:: EXERCISE DESCRIPTION ::
Leave out the pictures, then reproduce the rest of the material exactly.

:: RECORDS ::
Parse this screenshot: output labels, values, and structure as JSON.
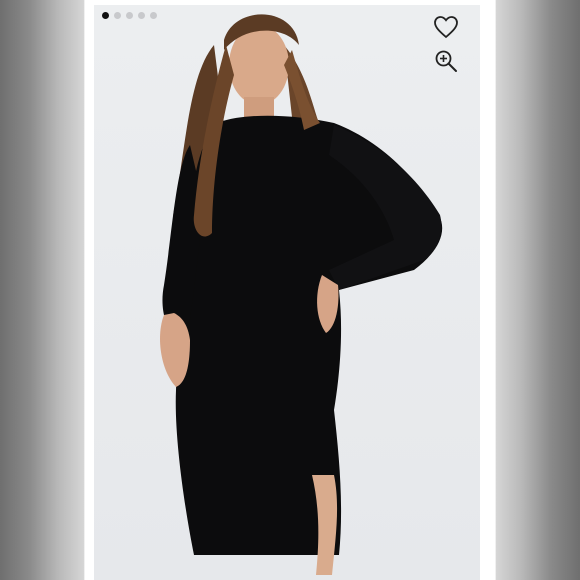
{
  "gallery": {
    "slide_count": 5,
    "active_slide": 1,
    "colors": {
      "active_dot": "#111111",
      "inactive_dot": "#c8c9cc",
      "dress": "#0c0c0d",
      "backdrop": "#e8eaec"
    }
  },
  "actions": {
    "favorite_icon": "heart-icon",
    "zoom_icon": "zoom-in-icon"
  }
}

:: THE OUTPUT ::
Parse this screenshot: output labels, values, and structure as JSON.
{
  "gallery": {
    "slide_count": 5,
    "active_slide": 1,
    "colors": {
      "active_dot": "#111111",
      "inactive_dot": "#c8c9cc",
      "dress": "#0c0c0d",
      "backdrop": "#e8eaec"
    }
  },
  "actions": {
    "favorite_icon": "heart-icon",
    "zoom_icon": "zoom-in-icon"
  }
}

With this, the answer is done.